## start
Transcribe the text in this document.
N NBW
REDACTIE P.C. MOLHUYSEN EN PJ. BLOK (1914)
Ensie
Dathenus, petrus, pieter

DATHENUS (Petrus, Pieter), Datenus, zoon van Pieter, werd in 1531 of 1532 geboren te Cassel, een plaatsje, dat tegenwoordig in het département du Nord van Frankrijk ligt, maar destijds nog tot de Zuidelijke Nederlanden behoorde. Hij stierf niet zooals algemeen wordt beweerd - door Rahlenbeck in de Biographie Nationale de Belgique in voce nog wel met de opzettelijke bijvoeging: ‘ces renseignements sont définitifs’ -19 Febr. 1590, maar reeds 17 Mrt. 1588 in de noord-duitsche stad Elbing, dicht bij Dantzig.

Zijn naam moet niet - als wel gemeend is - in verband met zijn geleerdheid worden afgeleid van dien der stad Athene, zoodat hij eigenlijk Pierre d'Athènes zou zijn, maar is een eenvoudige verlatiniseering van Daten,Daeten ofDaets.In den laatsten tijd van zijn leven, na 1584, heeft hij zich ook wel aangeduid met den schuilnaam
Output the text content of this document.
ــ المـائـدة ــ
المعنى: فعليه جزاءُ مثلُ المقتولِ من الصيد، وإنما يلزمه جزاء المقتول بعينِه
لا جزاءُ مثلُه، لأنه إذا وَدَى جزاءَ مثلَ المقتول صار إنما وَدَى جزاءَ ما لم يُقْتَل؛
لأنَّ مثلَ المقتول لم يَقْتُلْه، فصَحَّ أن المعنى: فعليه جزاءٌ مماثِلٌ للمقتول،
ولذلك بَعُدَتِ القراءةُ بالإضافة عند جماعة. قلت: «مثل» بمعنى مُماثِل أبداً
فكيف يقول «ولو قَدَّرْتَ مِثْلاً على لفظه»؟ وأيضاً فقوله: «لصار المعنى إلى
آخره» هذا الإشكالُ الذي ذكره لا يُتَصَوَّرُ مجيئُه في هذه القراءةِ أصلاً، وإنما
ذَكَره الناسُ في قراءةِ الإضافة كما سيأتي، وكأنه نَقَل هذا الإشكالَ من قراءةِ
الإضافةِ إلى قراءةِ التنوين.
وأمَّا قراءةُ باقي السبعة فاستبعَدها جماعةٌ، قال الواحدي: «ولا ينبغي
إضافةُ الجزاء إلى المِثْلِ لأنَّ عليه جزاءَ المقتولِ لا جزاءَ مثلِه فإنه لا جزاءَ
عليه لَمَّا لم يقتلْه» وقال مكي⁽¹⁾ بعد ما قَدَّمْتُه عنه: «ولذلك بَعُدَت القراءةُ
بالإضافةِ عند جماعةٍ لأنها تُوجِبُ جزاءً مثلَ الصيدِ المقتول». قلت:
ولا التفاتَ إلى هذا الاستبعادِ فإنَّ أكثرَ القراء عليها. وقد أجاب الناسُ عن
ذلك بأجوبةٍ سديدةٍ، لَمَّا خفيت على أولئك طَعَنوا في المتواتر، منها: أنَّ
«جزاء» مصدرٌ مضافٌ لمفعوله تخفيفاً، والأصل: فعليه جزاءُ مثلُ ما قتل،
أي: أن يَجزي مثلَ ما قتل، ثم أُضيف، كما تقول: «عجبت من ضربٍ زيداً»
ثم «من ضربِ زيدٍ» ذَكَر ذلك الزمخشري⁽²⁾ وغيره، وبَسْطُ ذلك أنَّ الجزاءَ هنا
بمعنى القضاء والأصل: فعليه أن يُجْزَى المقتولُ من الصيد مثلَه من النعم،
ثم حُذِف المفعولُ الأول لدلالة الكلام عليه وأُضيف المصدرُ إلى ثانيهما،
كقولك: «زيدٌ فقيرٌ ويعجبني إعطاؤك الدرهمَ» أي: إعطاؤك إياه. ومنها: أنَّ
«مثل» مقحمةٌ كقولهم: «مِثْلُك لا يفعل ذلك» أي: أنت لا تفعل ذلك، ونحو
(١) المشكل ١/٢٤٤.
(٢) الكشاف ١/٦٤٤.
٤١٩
## end
Count how many lines hold the string "الصيد" and give that number alone.

EXERCISE OUTPUT: 3